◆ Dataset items
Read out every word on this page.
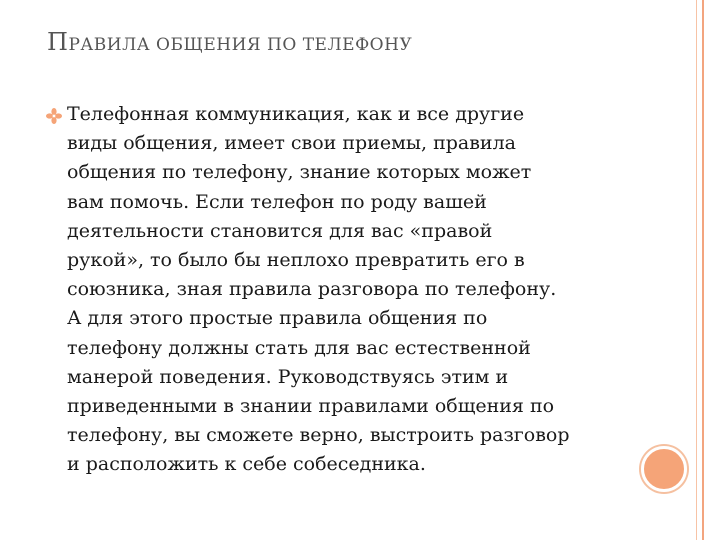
ПРАВИЛА ОБЩЕНИЯ ПО ТЕЛЕФОНУ

Телефонная коммуникация, как и все другие
виды общения, имеет свои приемы, правила
общения по телефону, знание которых может
вам помочь. Если телефон по роду вашей
деятельности становится для вас «правой
рукой», то было бы неплохо превратить его в
союзника, зная правила разговора по телефону.
А для этого простые правила общения по
телефону должны стать для вас естественной
манерой поведения. Руководствуясь этим и
приведенными в знании правилами общения по
телефону, вы сможете верно, выстроить разговор
и расположить к себе собеседника.
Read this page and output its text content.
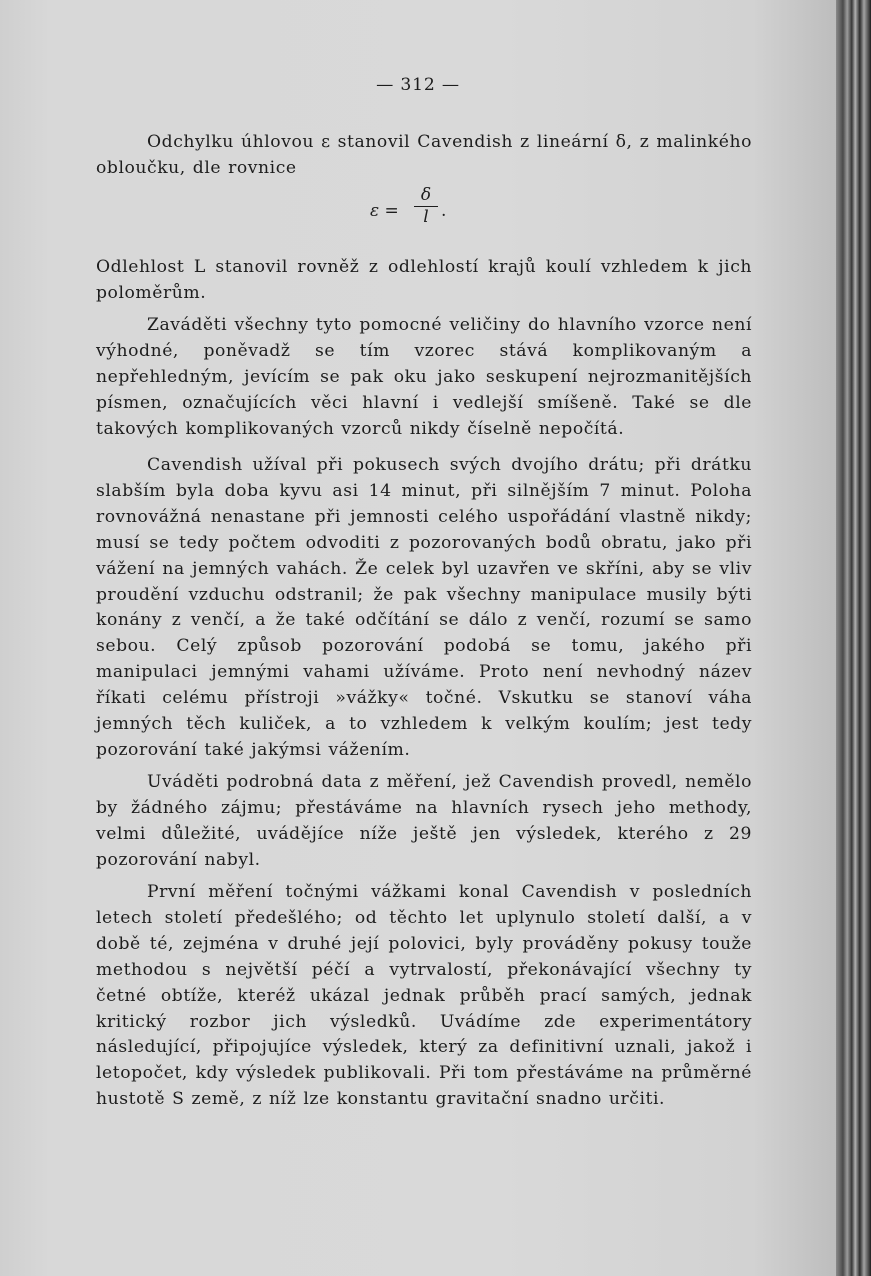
— 312 —

Odchylku úhlovou ε stanovil Cavendish z lineární δ, z malinkého obloučku, dle rovnice

ε =
δ
l .

Odlehlost L stanovil rovněž z odlehlostí krajů koulí vzhledem k jich poloměrům.

Zaváděti všechny tyto pomocné veličiny do hlavního vzorce není výhodné, poněvadž se tím vzorec stává komplikovaným a nepřehledným, jevícím se pak oku jako seskupení nejrozmanitějších písmen, označujících věci hlavní i vedlejší smíšeně. Také se dle takových komplikovaných vzorců nikdy číselně nepočítá.

Cavendish užíval při pokusech svých dvojího drátu; při drátku slabším byla doba kyvu asi 14 minut, při silnějším 7 minut. Poloha rovnovážná nenastane při jemnosti celého uspořádání vlastně nikdy; musí se tedy počtem odvoditi z pozorovaných bodů obratu, jako při vážení na jemných vahách. Že celek byl uzavřen ve skříni, aby se vliv proudění vzduchu odstranil; že pak všechny manipulace musily býti konány z venčí, a že také odčítání se dálo z venčí, rozumí se samo sebou. Celý způsob pozorování podobá se tomu, jakého při manipulaci jemnými vahami užíváme. Proto není nevhodný název říkati celému přístroji »vážky« točné. Vskutku se stanoví váha jemných těch kuliček, a to vzhledem k velkým koulím; jest tedy pozorování také jakýmsi vážením.

Uváděti podrobná data z měření, jež Cavendish provedl, nemělo by žádného zájmu; přestáváme na hlavních rysech jeho methody, velmi důležité, uvádějíce níže ještě jen výsledek, kterého z 29 pozorování nabyl.

První měření točnými vážkami konal Cavendish v posledních letech století předešlého; od těchto let uplynulo století další, a v době té, zejména v druhé její polovici, byly prováděny pokusy touže methodou s největší péčí a vytrvalostí, překonávající všechny ty četné obtíže, kteréž ukázal jednak průběh prací samých, jednak kritický rozbor jich výsledků. Uvádíme zde experimentátory následující, připojujíce výsledek, který za definitivní uznali, jakož i letopočet, kdy výsledek publikovali. Při tom přestáváme na průměrné hustotě S země, z níž lze konstantu gravitační snadno určiti.
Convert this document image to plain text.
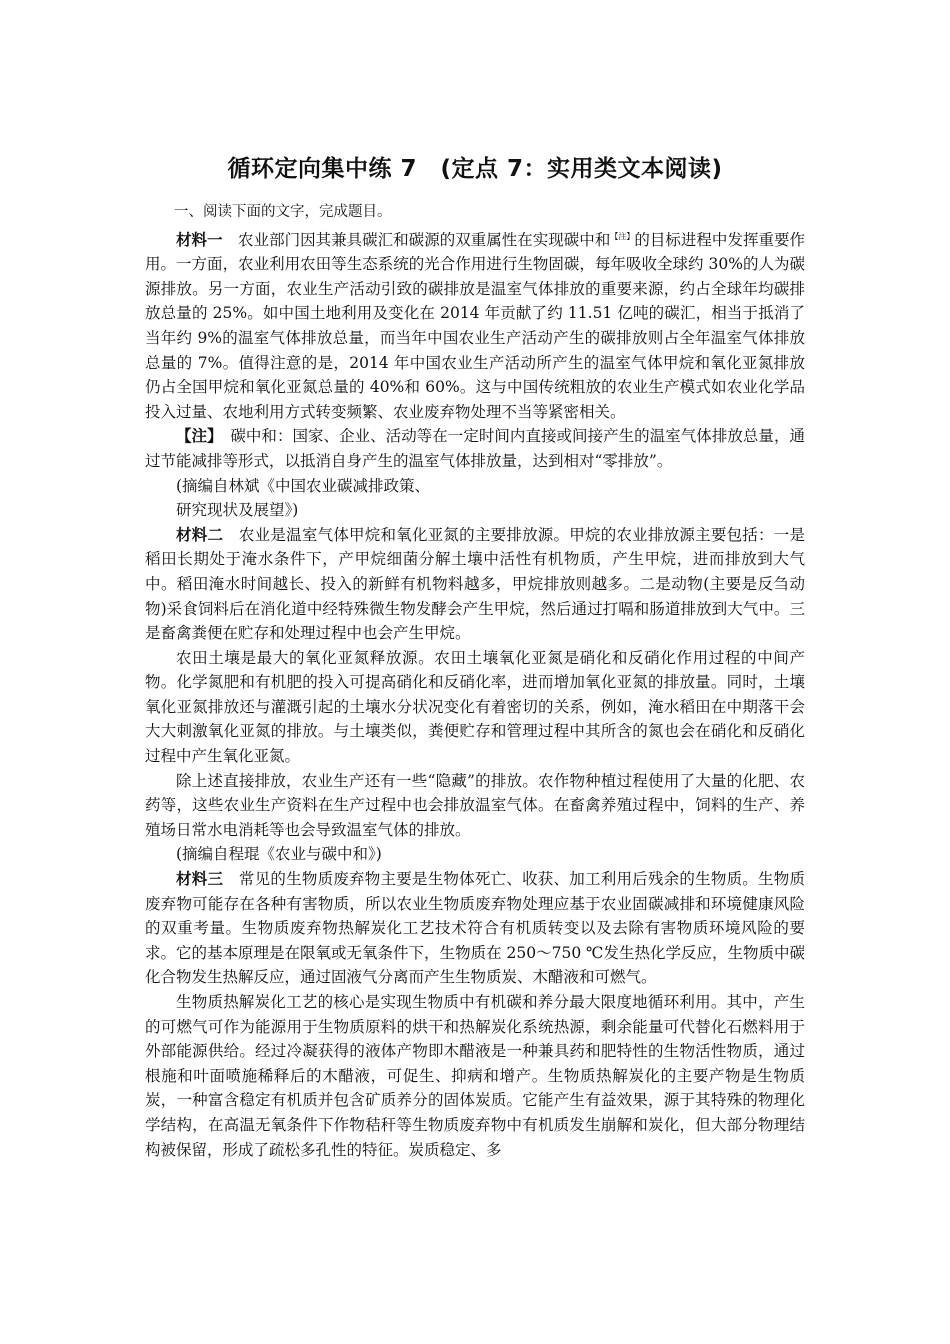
循环定向集中练 7　(定点 7：实用类文本阅读)

一、阅读下面的文字，完成题目。

材料一　农业部门因其兼具碳汇和碳源的双重属性在实现碳中和$^{【注】}$的目标进程中发挥重要作用。一方面，农业利用农田等生态系统的光合作用进行生物固碳，每年吸收全球约 30%的人为碳源排放。另一方面，农业生产活动引致的碳排放是温室气体排放的重要来源，约占全球年均碳排放总量的 25%。如中国土地利用及变化在 2014 年贡献了约 11.51 亿吨的碳汇，相当于抵消了当年约 9%的温室气体排放总量，而当年中国农业生产活动产生的碳排放则占全年温室气体排放总量的 7%。值得注意的是，2014 年中国农业生产活动所产生的温室气体甲烷和氧化亚氮排放仍占全国甲烷和氧化亚氮总量的 40%和 60%。这与中国传统粗放的农业生产模式如农业化学品投入过量、农地利用方式转变频繁、农业废弃物处理不当等紧密相关。

【注】　碳中和：国家、企业、活动等在一定时间内直接或间接产生的温室气体排放总量，通过节能减排等形式，以抵消自身产生的温室气体排放量，达到相对“零排放”。

(摘编自林斌《中国农业碳减排政策、

研究现状及展望》)

材料二　农业是温室气体甲烷和氧化亚氮的主要排放源。甲烷的农业排放源主要包括：一是稻田长期处于淹水条件下，产甲烷细菌分解土壤中活性有机物质，产生甲烷，进而排放到大气中。稻田淹水时间越长、投入的新鲜有机物料越多，甲烷排放则越多。二是动物(主要是反刍动物)采食饲料后在消化道中经特殊微生物发酵会产生甲烷，然后通过打嗝和肠道排放到大气中。三是畜禽粪便在贮存和处理过程中也会产生甲烷。

农田土壤是最大的氧化亚氮释放源。农田土壤氧化亚氮是硝化和反硝化作用过程的中间产物。化学氮肥和有机肥的投入可提高硝化和反硝化率，进而增加氧化亚氮的排放量。同时，土壤氧化亚氮排放还与灌溉引起的土壤水分状况变化有着密切的关系，例如，淹水稻田在中期落干会大大刺激氧化亚氮的排放。与土壤类似，粪便贮存和管理过程中其所含的氮也会在硝化和反硝化过程中产生氧化亚氮。

除上述直接排放，农业生产还有一些“隐藏”的排放。农作物种植过程使用了大量的化肥、农药等，这些农业生产资料在生产过程中也会排放温室气体。在畜禽养殖过程中，饲料的生产、养殖场日常水电消耗等也会导致温室气体的排放。

(摘编自程琨《农业与碳中和》)

材料三　常见的生物质废弃物主要是生物体死亡、收获、加工利用后残余的生物质。生物质废弃物可能存在各种有害物质，所以农业生物质废弃物处理应基于农业固碳减排和环境健康风险的双重考量。生物质废弃物热解炭化工艺技术符合有机质转变以及去除有害物质环境风险的要求。它的基本原理是在限氧或无氧条件下，生物质在 250～750 ℃发生热化学反应，生物质中碳化合物发生热解反应，通过固液气分离而产生生物质炭、木醋液和可燃气。

生物质热解炭化工艺的核心是实现生物质中有机碳和养分最大限度地循环利用。其中，产生的可燃气可作为能源用于生物质原料的烘干和热解炭化系统热源，剩余能量可代替化石燃料用于外部能源供给。经过冷凝获得的液体产物即木醋液是一种兼具药和肥特性的生物活性物质，通过根施和叶面喷施稀释后的木醋液，可促生、抑病和增产。生物质热解炭化的主要产物是生物质炭，一种富含稳定有机质并包含矿质养分的固体炭质。它能产生有益效果，源于其特殊的物理化学结构，在高温无氧条件下作物秸秆等生物质废弃物中有机质发生崩解和炭化，但大部分物理结构被保留，形成了疏松多孔性的特征。炭质稳定、多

◆ WRITTEN INSTRUCTION
Your task is to reproduce all of the material exactly. The pictures stay out.

◆ TASK SOLUTION
Read out every word on this page.
ПРАВИЛА ОБЩЕНИЯ ПО ТЕЛЕФОНУ

Телефонная коммуникация, как и все другие
виды общения, имеет свои приемы, правила
общения по телефону, знание которых может
вам помочь. Если телефон по роду вашей
деятельности становится для вас «правой
рукой», то было бы неплохо превратить его в
союзника, зная правила разговора по телефону.
А для этого простые правила общения по
телефону должны стать для вас естественной
манерой поведения. Руководствуясь этим и
приведенными в знании правилами общения по
телефону, вы сможете верно, выстроить разговор
и расположить к себе собеседника.
Read this page and output its text content.
— 312 —

Odchylku úhlovou ε stanovil Cavendish z lineární δ, z malinkého obloučku, dle rovnice

ε =
δ
l .

Odlehlost L stanovil rovněž z odlehlostí krajů koulí vzhledem k jich poloměrům.

Zaváděti všechny tyto pomocné veličiny do hlavního vzorce není výhodné, poněvadž se tím vzorec stává komplikovaným a nepřehledným, jevícím se pak oku jako seskupení nejrozmanitějších písmen, označujících věci hlavní i vedlejší smíšeně. Také se dle takových komplikovaných vzorců nikdy číselně nepočítá.

Cavendish užíval při pokusech svých dvojího drátu; při drátku slabším byla doba kyvu asi 14 minut, při silnějším 7 minut. Poloha rovnovážná nenastane při jemnosti celého uspořádání vlastně nikdy; musí se tedy počtem odvoditi z pozorovaných bodů obratu, jako při vážení na jemných vahách. Že celek byl uzavřen ve skříni, aby se vliv proudění vzduchu odstranil; že pak všechny manipulace musily býti konány z venčí, a že také odčítání se dálo z venčí, rozumí se samo sebou. Celý způsob pozorování podobá se tomu, jakého při manipulaci jemnými vahami užíváme. Proto není nevhodný název říkati celému přístroji »vážky« točné. Vskutku se stanoví váha jemných těch kuliček, a to vzhledem k velkým koulím; jest tedy pozorování také jakýmsi vážením.

Uváděti podrobná data z měření, jež Cavendish provedl, nemělo by žádného zájmu; přestáváme na hlavních rysech jeho methody, velmi důležité, uvádějíce níže ještě jen výsledek, kterého z 29 pozorování nabyl.

První měření točnými vážkami konal Cavendish v posledních letech století předešlého; od těchto let uplynulo století další, a v době té, zejména v druhé její polovici, byly prováděny pokusy touže methodou s největší péčí a vytrvalostí, překonávající všechny ty četné obtíže, kteréž ukázal jednak průběh prací samých, jednak kritický rozbor jich výsledků. Uvádíme zde experimentátory následující, připojujíce výsledek, který za definitivní uznali, jakož i letopočet, kdy výsledek publikovali. Při tom přestáváme na průměrné hustotě S země, z níž lze konstantu gravitační snadno určiti.
Convert this document image to plain text.
循环定向集中练 7　(定点 7：实用类文本阅读)

一、阅读下面的文字，完成题目。

材料一　农业部门因其兼具碳汇和碳源的双重属性在实现碳中和$^{【注】}$的目标进程中发挥重要作用。一方面，农业利用农田等生态系统的光合作用进行生物固碳，每年吸收全球约 30%的人为碳源排放。另一方面，农业生产活动引致的碳排放是温室气体排放的重要来源，约占全球年均碳排放总量的 25%。如中国土地利用及变化在 2014 年贡献了约 11.51 亿吨的碳汇，相当于抵消了当年约 9%的温室气体排放总量，而当年中国农业生产活动产生的碳排放则占全年温室气体排放总量的 7%。值得注意的是，2014 年中国农业生产活动所产生的温室气体甲烷和氧化亚氮排放仍占全国甲烷和氧化亚氮总量的 40%和 60%。这与中国传统粗放的农业生产模式如农业化学品投入过量、农地利用方式转变频繁、农业废弃物处理不当等紧密相关。

【注】　碳中和：国家、企业、活动等在一定时间内直接或间接产生的温室气体排放总量，通过节能减排等形式，以抵消自身产生的温室气体排放量，达到相对“零排放”。

(摘编自林斌《中国农业碳减排政策、

研究现状及展望》)

材料二　农业是温室气体甲烷和氧化亚氮的主要排放源。甲烷的农业排放源主要包括：一是稻田长期处于淹水条件下，产甲烷细菌分解土壤中活性有机物质，产生甲烷，进而排放到大气中。稻田淹水时间越长、投入的新鲜有机物料越多，甲烷排放则越多。二是动物(主要是反刍动物)采食饲料后在消化道中经特殊微生物发酵会产生甲烷，然后通过打嗝和肠道排放到大气中。三是畜禽粪便在贮存和处理过程中也会产生甲烷。

农田土壤是最大的氧化亚氮释放源。农田土壤氧化亚氮是硝化和反硝化作用过程的中间产物。化学氮肥和有机肥的投入可提高硝化和反硝化率，进而增加氧化亚氮的排放量。同时，土壤氧化亚氮排放还与灌溉引起的土壤水分状况变化有着密切的关系，例如，淹水稻田在中期落干会大大刺激氧化亚氮的排放。与土壤类似，粪便贮存和管理过程中其所含的氮也会在硝化和反硝化过程中产生氧化亚氮。

除上述直接排放，农业生产还有一些“隐藏”的排放。农作物种植过程使用了大量的化肥、农药等，这些农业生产资料在生产过程中也会排放温室气体。在畜禽养殖过程中，饲料的生产、养殖场日常水电消耗等也会导致温室气体的排放。

(摘编自程琨《农业与碳中和》)

材料三　常见的生物质废弃物主要是生物体死亡、收获、加工利用后残余的生物质。生物质废弃物可能存在各种有害物质，所以农业生物质废弃物处理应基于农业固碳减排和环境健康风险的双重考量。生物质废弃物热解炭化工艺技术符合有机质转变以及去除有害物质环境风险的要求。它的基本原理是在限氧或无氧条件下，生物质在 250～750 ℃发生热化学反应，生物质中碳化合物发生热解反应，通过固液气分离而产生生物质炭、木醋液和可燃气。

生物质热解炭化工艺的核心是实现生物质中有机碳和养分最大限度地循环利用。其中，产生的可燃气可作为能源用于生物质原料的烘干和热解炭化系统热源，剩余能量可代替化石燃料用于外部能源供给。经过冷凝获得的液体产物即木醋液是一种兼具药和肥特性的生物活性物质，通过根施和叶面喷施稀释后的木醋液，可促生、抑病和增产。生物质热解炭化的主要产物是生物质炭，一种富含稳定有机质并包含矿质养分的固体炭质。它能产生有益效果，源于其特殊的物理化学结构，在高温无氧条件下作物秸秆等生物质废弃物中有机质发生崩解和炭化，但大部分物理结构被保留，形成了疏松多孔性的特征。炭质稳定、多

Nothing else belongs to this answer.